Stated task: Which lines in the records below contain the word "title"? Copy each one out.
....
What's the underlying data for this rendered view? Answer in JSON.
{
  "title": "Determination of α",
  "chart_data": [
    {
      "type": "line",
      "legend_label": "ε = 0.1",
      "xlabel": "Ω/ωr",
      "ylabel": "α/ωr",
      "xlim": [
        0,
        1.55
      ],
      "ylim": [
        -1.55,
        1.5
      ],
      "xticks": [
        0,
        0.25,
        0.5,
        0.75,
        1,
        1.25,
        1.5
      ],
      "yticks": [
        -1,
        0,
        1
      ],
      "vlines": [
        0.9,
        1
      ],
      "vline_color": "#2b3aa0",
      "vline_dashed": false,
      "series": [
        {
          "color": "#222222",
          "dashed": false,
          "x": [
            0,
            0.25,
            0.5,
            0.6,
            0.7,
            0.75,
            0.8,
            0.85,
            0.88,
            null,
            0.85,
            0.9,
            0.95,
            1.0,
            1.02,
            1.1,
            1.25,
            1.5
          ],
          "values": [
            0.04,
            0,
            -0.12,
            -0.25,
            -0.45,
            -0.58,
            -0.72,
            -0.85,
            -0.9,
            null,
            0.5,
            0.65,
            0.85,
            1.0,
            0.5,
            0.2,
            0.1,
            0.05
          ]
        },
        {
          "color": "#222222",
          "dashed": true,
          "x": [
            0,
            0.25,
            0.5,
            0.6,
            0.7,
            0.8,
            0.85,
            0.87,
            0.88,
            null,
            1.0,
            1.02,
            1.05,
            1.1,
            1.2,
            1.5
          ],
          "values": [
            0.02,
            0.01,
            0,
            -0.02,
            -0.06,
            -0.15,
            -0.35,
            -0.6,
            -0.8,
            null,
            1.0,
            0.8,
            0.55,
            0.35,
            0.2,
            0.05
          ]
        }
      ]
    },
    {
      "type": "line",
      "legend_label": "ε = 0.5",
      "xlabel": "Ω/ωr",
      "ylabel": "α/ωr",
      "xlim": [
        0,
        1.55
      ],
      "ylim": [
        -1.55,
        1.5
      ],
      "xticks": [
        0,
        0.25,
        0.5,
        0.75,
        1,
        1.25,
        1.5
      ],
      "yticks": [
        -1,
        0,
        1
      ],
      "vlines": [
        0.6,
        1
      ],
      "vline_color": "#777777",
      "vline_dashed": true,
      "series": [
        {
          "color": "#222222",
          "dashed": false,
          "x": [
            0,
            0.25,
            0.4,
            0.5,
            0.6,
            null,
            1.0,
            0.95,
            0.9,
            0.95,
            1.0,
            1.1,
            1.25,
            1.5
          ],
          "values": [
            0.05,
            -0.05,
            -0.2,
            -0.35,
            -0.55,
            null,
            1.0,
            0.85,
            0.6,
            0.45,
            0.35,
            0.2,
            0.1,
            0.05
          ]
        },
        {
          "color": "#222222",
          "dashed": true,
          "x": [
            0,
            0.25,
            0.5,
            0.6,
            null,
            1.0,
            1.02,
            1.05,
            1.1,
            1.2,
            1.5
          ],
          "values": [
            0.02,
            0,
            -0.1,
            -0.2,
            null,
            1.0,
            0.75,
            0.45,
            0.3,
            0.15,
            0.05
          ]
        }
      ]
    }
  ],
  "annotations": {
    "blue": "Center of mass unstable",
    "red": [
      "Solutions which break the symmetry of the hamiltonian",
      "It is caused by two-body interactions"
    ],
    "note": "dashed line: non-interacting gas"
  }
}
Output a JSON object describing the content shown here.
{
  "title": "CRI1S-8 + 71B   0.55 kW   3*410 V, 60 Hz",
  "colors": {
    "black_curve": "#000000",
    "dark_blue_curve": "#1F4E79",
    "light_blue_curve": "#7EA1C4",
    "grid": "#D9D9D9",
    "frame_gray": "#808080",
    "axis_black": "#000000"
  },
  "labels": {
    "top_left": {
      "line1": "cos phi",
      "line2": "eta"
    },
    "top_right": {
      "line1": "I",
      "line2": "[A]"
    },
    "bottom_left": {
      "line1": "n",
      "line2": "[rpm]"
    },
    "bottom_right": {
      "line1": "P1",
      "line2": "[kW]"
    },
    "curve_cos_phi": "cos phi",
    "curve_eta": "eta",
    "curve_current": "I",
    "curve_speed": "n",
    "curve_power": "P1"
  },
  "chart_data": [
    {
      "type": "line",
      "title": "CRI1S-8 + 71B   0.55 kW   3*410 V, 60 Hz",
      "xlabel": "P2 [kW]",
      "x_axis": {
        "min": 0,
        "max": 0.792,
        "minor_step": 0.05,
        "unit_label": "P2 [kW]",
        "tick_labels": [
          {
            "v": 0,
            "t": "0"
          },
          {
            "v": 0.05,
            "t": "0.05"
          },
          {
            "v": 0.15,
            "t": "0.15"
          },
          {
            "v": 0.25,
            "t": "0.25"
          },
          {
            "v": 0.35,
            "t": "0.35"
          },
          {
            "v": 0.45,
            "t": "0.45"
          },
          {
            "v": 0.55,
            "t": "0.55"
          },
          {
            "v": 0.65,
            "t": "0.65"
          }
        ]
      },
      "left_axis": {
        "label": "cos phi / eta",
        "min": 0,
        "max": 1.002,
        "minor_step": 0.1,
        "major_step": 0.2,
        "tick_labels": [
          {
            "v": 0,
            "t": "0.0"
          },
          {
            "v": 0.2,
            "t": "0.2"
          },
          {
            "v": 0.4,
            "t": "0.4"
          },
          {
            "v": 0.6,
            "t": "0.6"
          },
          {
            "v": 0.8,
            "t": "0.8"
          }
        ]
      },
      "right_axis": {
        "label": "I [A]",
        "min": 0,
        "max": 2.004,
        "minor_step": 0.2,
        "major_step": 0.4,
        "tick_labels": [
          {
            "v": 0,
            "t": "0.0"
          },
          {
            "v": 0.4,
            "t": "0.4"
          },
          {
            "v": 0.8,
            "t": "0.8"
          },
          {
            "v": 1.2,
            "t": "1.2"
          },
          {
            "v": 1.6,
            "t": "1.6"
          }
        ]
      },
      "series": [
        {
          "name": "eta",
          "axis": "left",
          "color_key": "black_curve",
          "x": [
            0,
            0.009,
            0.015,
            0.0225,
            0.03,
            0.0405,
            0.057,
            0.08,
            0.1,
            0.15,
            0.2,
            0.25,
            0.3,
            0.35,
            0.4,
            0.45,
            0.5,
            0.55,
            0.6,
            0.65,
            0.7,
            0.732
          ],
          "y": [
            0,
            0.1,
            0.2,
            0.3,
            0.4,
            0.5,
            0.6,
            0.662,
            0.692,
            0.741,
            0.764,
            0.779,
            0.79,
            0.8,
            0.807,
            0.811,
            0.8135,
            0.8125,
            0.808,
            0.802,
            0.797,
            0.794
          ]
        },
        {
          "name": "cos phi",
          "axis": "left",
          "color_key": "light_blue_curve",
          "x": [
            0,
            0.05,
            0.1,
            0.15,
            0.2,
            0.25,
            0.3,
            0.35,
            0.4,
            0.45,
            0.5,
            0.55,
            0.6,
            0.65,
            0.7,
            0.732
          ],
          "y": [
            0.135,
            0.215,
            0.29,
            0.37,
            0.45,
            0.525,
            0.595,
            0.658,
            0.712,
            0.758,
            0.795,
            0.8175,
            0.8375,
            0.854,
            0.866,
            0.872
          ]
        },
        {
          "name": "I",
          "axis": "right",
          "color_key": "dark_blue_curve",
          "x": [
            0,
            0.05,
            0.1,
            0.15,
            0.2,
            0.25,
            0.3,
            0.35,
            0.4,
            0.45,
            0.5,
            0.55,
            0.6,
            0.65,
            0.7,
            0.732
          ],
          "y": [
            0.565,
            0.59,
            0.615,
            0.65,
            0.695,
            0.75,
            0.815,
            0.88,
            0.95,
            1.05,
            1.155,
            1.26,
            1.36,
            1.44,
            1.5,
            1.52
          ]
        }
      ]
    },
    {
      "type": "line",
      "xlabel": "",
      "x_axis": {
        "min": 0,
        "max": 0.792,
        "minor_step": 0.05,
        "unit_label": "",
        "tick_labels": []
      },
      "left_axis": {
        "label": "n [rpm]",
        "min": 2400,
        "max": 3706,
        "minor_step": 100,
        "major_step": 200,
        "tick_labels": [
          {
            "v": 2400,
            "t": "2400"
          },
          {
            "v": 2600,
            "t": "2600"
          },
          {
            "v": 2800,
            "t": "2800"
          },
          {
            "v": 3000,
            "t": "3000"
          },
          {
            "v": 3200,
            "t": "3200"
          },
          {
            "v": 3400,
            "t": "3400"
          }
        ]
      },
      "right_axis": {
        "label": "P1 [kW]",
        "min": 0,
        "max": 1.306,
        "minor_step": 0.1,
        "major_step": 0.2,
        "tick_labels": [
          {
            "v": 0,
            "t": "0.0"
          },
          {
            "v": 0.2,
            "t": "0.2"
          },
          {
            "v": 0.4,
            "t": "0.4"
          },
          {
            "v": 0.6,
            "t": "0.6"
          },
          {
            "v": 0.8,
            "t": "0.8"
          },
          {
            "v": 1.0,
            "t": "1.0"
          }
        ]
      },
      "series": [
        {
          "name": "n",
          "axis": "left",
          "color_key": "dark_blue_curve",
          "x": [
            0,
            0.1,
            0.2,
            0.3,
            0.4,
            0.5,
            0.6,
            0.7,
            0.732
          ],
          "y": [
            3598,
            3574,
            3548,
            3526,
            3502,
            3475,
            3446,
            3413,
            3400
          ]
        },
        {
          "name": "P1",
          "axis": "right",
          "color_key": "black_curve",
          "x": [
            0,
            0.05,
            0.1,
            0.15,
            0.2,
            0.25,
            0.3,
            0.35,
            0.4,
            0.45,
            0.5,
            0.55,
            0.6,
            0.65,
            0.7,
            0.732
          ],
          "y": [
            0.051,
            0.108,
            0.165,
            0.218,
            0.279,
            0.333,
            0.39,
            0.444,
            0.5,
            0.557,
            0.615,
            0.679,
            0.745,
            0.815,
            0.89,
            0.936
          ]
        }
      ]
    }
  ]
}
....
Finished task:
  "title": "Determination of α",
  "title": "CRI1S-8 + 71B   0.55 kW   3*410 V, 60 Hz",
      "title": "CRI1S-8 + 71B   0.55 kW   3*410 V, 60 Hz",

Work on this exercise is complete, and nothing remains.